What is expected
Repeat the material exactly, leaving nothing out.

(Collection entries)
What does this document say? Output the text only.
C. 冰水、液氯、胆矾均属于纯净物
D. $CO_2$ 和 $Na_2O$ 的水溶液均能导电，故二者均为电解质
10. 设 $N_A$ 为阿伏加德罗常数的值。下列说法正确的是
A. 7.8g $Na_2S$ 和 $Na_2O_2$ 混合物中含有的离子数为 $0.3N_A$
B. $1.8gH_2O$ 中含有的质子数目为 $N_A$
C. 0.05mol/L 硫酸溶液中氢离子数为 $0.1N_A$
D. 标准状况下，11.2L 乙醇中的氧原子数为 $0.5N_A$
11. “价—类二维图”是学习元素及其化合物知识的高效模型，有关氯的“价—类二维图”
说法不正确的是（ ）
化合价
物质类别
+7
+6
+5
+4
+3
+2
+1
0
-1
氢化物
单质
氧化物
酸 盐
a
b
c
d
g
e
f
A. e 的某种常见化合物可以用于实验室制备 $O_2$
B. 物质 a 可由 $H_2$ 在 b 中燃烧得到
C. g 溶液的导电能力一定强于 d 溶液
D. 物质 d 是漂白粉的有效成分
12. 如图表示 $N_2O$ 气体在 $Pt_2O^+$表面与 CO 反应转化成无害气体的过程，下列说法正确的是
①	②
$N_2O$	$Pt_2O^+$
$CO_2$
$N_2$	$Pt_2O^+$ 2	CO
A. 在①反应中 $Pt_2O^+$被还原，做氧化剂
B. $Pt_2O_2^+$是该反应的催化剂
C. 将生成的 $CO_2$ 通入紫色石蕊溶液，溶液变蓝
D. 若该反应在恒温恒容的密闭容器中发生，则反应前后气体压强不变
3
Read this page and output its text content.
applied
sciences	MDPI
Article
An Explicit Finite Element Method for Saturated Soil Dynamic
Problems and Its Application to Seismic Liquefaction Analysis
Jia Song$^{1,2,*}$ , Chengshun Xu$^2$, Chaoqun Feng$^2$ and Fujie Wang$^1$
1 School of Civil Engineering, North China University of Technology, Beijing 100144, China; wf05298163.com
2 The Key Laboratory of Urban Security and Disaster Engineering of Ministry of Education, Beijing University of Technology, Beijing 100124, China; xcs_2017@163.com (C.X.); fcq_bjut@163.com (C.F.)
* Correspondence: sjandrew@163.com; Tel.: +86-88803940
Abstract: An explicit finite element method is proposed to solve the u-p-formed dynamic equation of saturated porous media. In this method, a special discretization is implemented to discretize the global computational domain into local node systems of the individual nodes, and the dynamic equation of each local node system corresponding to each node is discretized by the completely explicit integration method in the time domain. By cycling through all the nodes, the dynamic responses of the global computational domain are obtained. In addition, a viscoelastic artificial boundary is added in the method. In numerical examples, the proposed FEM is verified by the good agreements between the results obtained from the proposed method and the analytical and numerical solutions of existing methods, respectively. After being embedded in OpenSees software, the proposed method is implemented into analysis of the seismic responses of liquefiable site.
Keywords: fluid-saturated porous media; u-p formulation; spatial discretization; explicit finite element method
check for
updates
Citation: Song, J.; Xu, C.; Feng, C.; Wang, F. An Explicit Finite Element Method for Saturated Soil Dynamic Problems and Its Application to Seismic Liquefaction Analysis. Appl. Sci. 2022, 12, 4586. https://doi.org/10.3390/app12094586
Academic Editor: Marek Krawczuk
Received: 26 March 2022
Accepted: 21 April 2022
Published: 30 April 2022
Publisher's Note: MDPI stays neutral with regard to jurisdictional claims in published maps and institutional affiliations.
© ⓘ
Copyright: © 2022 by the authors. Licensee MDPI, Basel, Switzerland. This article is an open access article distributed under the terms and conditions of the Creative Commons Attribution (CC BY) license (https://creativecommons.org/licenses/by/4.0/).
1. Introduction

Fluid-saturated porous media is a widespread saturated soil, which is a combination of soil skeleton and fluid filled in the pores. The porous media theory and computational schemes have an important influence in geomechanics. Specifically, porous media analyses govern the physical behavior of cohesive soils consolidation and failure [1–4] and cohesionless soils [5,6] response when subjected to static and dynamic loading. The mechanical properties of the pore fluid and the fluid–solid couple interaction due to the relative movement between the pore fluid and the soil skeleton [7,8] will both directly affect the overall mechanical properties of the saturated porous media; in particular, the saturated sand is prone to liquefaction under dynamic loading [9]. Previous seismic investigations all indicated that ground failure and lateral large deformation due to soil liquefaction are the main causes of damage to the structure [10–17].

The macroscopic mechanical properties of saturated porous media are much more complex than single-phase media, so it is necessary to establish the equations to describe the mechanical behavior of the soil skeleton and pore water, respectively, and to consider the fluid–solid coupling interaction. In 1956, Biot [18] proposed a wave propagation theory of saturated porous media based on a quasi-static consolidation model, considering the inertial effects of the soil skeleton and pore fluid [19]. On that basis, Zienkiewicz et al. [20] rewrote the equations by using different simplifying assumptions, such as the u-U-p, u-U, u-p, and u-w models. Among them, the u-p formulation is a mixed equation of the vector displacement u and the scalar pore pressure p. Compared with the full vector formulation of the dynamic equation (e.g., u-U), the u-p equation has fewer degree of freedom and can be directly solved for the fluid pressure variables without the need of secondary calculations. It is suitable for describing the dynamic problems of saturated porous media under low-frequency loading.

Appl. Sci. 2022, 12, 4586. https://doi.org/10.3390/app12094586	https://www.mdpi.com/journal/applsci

Full output
What does this document say? Output the text only.
C. 冰水、液氯、胆矾均属于纯净物
D. $CO_2$ 和 $Na_2O$ 的水溶液均能导电，故二者均为电解质
10. 设 $N_A$ 为阿伏加德罗常数的值。下列说法正确的是
A. 7.8g $Na_2S$ 和 $Na_2O_2$ 混合物中含有的离子数为 $0.3N_A$
B. $1.8gH_2O$ 中含有的质子数目为 $N_A$
C. 0.05mol/L 硫酸溶液中氢离子数为 $0.1N_A$
D. 标准状况下，11.2L 乙醇中的氧原子数为 $0.5N_A$
11. “价—类二维图”是学习元素及其化合物知识的高效模型，有关氯的“价—类二维图”
说法不正确的是（ ）
化合价
物质类别
+7
+6
+5
+4
+3
+2
+1
0
-1
氢化物
单质
氧化物
酸 盐
a
b
c
d
g
e
f
A. e 的某种常见化合物可以用于实验室制备 $O_2$
B. 物质 a 可由 $H_2$ 在 b 中燃烧得到
C. g 溶液的导电能力一定强于 d 溶液
D. 物质 d 是漂白粉的有效成分
12. 如图表示 $N_2O$ 气体在 $Pt_2O^+$表面与 CO 反应转化成无害气体的过程，下列说法正确的是
①	②
$N_2O$	$Pt_2O^+$
$CO_2$
$N_2$	$Pt_2O^+$ 2	CO
A. 在①反应中 $Pt_2O^+$被还原，做氧化剂
B. $Pt_2O_2^+$是该反应的催化剂
C. 将生成的 $CO_2$ 通入紫色石蕊溶液，溶液变蓝
D. 若该反应在恒温恒容的密闭容器中发生，则反应前后气体压强不变
3
Read this page and output its text content.
applied
sciences	MDPI
Article
An Explicit Finite Element Method for Saturated Soil Dynamic
Problems and Its Application to Seismic Liquefaction Analysis
Jia Song$^{1,2,*}$ , Chengshun Xu$^2$, Chaoqun Feng$^2$ and Fujie Wang$^1$
1 School of Civil Engineering, North China University of Technology, Beijing 100144, China; wf05298163.com
2 The Key Laboratory of Urban Security and Disaster Engineering of Ministry of Education, Beijing University of Technology, Beijing 100124, China; xcs_2017@163.com (C.X.); fcq_bjut@163.com (C.F.)
* Correspondence: sjandrew@163.com; Tel.: +86-88803940
Abstract: An explicit finite element method is proposed to solve the u-p-formed dynamic equation of saturated porous media. In this method, a special discretization is implemented to discretize the global computational domain into local node systems of the individual nodes, and the dynamic equation of each local node system corresponding to each node is discretized by the completely explicit integration method in the time domain. By cycling through all the nodes, the dynamic responses of the global computational domain are obtained. In addition, a viscoelastic artificial boundary is added in the method. In numerical examples, the proposed FEM is verified by the good agreements between the results obtained from the proposed method and the analytical and numerical solutions of existing methods, respectively. After being embedded in OpenSees software, the proposed method is implemented into analysis of the seismic responses of liquefiable site.
Keywords: fluid-saturated porous media; u-p formulation; spatial discretization; explicit finite element method
check for
updates
Citation: Song, J.; Xu, C.; Feng, C.; Wang, F. An Explicit Finite Element Method for Saturated Soil Dynamic Problems and Its Application to Seismic Liquefaction Analysis. Appl. Sci. 2022, 12, 4586. https://doi.org/10.3390/app12094586
Academic Editor: Marek Krawczuk
Received: 26 March 2022
Accepted: 21 April 2022
Published: 30 April 2022
Publisher's Note: MDPI stays neutral with regard to jurisdictional claims in published maps and institutional affiliations.
© ⓘ
Copyright: © 2022 by the authors. Licensee MDPI, Basel, Switzerland. This article is an open access article distributed under the terms and conditions of the Creative Commons Attribution (CC BY) license (https://creativecommons.org/licenses/by/4.0/).
1. Introduction

Fluid-saturated porous media is a widespread saturated soil, which is a combination of soil skeleton and fluid filled in the pores. The porous media theory and computational schemes have an important influence in geomechanics. Specifically, porous media analyses govern the physical behavior of cohesive soils consolidation and failure [1–4] and cohesionless soils [5,6] response when subjected to static and dynamic loading. The mechanical properties of the pore fluid and the fluid–solid couple interaction due to the relative movement between the pore fluid and the soil skeleton [7,8] will both directly affect the overall mechanical properties of the saturated porous media; in particular, the saturated sand is prone to liquefaction under dynamic loading [9]. Previous seismic investigations all indicated that ground failure and lateral large deformation due to soil liquefaction are the main causes of damage to the structure [10–17].

The macroscopic mechanical properties of saturated porous media are much more complex than single-phase media, so it is necessary to establish the equations to describe the mechanical behavior of the soil skeleton and pore water, respectively, and to consider the fluid–solid coupling interaction. In 1956, Biot [18] proposed a wave propagation theory of saturated porous media based on a quasi-static consolidation model, considering the inertial effects of the soil skeleton and pore fluid [19]. On that basis, Zienkiewicz et al. [20] rewrote the equations by using different simplifying assumptions, such as the u-U-p, u-U, u-p, and u-w models. Among them, the u-p formulation is a mixed equation of the vector displacement u and the scalar pore pressure p. Compared with the full vector formulation of the dynamic equation (e.g., u-U), the u-p equation has fewer degree of freedom and can be directly solved for the fluid pressure variables without the need of secondary calculations. It is suitable for describing the dynamic problems of saturated porous media under low-frequency loading.

Appl. Sci. 2022, 12, 4586. https://doi.org/10.3390/app12094586	https://www.mdpi.com/journal/applsci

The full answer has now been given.